**Dataset extract**.
□ □ □ □ □ □ □
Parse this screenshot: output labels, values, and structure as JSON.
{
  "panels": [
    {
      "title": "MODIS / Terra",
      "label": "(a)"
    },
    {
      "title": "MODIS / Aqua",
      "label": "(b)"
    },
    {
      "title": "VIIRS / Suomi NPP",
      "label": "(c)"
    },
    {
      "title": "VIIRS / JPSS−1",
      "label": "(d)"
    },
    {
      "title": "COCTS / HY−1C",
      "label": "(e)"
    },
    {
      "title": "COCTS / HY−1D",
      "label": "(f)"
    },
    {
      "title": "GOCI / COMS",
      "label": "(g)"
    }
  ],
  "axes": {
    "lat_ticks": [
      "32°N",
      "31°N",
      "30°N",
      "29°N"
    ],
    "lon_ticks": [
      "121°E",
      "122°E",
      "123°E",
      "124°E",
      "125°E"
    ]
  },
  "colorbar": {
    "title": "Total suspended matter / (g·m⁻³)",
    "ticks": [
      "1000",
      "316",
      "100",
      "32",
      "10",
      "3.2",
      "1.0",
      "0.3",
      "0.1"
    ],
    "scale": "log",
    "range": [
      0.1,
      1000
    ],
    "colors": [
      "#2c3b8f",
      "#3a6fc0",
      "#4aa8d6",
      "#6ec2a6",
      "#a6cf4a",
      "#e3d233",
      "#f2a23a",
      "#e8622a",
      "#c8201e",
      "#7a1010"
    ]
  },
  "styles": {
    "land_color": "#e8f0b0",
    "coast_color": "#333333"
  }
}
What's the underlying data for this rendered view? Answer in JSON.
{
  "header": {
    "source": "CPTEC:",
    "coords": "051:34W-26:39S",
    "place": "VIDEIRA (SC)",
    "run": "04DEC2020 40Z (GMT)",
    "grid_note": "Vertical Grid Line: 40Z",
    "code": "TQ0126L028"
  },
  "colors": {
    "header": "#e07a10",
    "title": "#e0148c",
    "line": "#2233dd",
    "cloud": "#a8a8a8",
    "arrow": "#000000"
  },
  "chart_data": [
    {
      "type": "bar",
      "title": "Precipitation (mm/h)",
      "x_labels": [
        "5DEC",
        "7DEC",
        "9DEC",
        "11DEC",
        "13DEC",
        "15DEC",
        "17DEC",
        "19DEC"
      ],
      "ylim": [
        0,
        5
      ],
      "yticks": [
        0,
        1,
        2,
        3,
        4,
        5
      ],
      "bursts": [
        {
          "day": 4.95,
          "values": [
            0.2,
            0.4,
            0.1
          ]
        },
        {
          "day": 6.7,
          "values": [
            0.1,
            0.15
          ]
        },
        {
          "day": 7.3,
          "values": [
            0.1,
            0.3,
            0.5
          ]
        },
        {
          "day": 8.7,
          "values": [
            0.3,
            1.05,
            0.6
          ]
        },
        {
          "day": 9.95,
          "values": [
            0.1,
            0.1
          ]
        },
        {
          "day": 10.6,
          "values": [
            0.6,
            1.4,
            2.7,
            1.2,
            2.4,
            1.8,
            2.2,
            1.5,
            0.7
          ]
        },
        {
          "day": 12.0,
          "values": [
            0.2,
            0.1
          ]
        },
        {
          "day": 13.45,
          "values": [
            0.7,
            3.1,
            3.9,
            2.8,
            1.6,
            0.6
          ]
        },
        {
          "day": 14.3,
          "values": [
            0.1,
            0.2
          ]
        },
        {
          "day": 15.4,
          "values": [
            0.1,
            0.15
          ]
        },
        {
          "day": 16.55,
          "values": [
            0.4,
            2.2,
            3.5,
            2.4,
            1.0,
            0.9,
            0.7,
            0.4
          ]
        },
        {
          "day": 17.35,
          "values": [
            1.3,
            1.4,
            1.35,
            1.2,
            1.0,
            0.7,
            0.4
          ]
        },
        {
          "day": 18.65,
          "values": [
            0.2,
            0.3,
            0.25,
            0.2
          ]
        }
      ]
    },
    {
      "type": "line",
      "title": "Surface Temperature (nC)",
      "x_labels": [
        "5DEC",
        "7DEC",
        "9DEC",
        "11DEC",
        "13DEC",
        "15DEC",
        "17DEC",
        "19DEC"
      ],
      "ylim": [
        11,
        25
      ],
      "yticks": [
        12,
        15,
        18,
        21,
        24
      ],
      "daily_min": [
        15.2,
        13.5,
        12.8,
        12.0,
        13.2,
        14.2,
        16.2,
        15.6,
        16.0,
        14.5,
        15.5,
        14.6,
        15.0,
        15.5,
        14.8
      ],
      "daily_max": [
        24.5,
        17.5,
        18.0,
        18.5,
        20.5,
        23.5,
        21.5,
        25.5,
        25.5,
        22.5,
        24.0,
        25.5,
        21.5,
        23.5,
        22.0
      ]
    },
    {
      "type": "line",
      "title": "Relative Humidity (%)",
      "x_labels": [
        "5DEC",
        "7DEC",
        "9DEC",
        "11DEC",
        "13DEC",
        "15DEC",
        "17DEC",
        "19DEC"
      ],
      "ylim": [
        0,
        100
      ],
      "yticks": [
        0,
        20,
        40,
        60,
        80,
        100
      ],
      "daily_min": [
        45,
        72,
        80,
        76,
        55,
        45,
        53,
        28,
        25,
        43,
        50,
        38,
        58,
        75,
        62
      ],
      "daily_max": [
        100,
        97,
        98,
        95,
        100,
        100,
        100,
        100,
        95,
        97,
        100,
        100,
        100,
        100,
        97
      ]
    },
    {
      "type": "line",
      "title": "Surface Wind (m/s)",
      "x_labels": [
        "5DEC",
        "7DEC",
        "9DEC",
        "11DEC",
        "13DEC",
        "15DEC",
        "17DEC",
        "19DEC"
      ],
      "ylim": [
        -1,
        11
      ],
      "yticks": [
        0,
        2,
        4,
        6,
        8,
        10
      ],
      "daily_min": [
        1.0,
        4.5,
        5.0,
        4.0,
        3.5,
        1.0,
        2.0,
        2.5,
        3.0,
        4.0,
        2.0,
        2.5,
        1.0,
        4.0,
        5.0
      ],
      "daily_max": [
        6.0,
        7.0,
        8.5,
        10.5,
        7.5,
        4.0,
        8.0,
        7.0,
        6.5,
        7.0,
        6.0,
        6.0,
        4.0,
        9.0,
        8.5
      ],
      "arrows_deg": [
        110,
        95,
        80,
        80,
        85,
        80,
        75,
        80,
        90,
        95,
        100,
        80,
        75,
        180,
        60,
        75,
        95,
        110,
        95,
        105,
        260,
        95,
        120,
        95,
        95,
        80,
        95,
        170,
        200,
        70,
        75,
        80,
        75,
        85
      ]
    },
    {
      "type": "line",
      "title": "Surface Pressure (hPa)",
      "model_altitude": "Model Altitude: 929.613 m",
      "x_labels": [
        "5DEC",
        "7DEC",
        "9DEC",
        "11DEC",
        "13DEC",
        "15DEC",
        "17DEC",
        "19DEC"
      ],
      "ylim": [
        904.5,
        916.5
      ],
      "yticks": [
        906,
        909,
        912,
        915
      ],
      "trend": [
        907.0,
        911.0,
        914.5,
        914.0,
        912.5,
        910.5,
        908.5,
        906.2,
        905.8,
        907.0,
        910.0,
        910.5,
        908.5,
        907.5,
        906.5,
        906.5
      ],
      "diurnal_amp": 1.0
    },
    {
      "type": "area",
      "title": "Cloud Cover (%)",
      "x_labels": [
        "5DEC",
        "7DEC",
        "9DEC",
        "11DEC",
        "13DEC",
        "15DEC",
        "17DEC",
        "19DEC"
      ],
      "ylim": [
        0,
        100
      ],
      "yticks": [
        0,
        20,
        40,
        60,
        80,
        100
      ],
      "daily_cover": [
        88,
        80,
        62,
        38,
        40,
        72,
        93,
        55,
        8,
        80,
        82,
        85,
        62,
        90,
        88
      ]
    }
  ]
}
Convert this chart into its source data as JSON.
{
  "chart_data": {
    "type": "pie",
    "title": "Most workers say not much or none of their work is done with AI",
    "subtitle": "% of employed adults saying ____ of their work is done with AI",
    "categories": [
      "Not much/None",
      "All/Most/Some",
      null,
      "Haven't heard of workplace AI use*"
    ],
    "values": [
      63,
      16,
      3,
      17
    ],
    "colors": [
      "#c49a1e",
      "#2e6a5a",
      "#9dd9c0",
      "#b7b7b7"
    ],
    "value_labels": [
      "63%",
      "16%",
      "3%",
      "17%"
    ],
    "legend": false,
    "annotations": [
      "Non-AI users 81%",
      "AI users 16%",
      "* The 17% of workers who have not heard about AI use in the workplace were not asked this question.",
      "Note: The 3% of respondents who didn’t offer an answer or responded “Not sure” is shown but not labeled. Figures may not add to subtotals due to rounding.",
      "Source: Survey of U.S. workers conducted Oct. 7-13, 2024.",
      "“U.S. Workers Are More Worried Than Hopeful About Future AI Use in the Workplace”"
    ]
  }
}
□ □ □ □ □ □ □
**Given problem**. Determine how many lines of the records above contain the word "VIIRS", and report only that number.

**Result of the exercise**. 2